WHAT IS BEING ASKED | Each entry below should be reproduced character for character.

Dataset items |
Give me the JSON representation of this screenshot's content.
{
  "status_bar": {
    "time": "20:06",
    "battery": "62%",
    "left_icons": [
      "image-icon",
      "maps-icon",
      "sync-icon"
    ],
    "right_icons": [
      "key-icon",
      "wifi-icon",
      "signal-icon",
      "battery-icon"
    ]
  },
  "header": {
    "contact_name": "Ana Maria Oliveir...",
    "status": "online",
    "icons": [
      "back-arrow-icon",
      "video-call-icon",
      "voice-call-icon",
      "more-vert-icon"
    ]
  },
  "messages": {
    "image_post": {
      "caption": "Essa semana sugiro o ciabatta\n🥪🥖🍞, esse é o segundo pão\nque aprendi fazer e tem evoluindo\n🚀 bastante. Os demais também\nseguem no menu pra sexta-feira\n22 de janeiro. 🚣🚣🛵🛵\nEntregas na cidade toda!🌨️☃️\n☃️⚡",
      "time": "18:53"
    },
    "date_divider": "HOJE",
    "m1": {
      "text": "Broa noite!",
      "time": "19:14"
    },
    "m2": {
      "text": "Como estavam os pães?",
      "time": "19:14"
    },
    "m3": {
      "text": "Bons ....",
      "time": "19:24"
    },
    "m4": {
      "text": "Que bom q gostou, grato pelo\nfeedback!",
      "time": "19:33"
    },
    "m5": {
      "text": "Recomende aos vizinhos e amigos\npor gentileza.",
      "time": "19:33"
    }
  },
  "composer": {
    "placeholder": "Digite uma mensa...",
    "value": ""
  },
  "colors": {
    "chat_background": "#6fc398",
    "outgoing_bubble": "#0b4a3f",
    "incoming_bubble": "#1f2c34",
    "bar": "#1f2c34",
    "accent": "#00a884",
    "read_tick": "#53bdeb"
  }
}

THE RESULT |
Give me the JSON representation of this screenshot's content.
{
  "status_bar": {
    "time": "20:06",
    "battery": "62%",
    "left_icons": [
      "image-icon",
      "maps-icon",
      "sync-icon"
    ],
    "right_icons": [
      "key-icon",
      "wifi-icon",
      "signal-icon",
      "battery-icon"
    ]
  },
  "header": {
    "contact_name": "Ana Maria Oliveir...",
    "status": "online",
    "icons": [
      "back-arrow-icon",
      "video-call-icon",
      "voice-call-icon",
      "more-vert-icon"
    ]
  },
  "messages": {
    "image_post": {
      "caption": "Essa semana sugiro o ciabatta\n🥪🥖🍞, esse é o segundo pão\nque aprendi fazer e tem evoluindo\n🚀 bastante. Os demais também\nseguem no menu pra sexta-feira\n22 de janeiro. 🚣🚣🛵🛵\nEntregas na cidade toda!🌨️☃️\n☃️⚡",
      "time": "18:53"
    },
    "date_divider": "HOJE",
    "m1": {
      "text": "Broa noite!",
      "time": "19:14"
    },
    "m2": {
      "text": "Como estavam os pães?",
      "time": "19:14"
    },
    "m3": {
      "text": "Bons ....",
      "time": "19:24"
    },
    "m4": {
      "text": "Que bom q gostou, grato pelo\nfeedback!",
      "time": "19:33"
    },
    "m5": {
      "text": "Recomende aos vizinhos e amigos\npor gentileza.",
      "time": "19:33"
    }
  },
  "composer": {
    "placeholder": "Digite uma mensa...",
    "value": ""
  },
  "colors": {
    "chat_background": "#6fc398",
    "outgoing_bubble": "#0b4a3f",
    "incoming_bubble": "#1f2c34",
    "bar": "#1f2c34",
    "accent": "#00a884",
    "read_tick": "#53bdeb"
  }
}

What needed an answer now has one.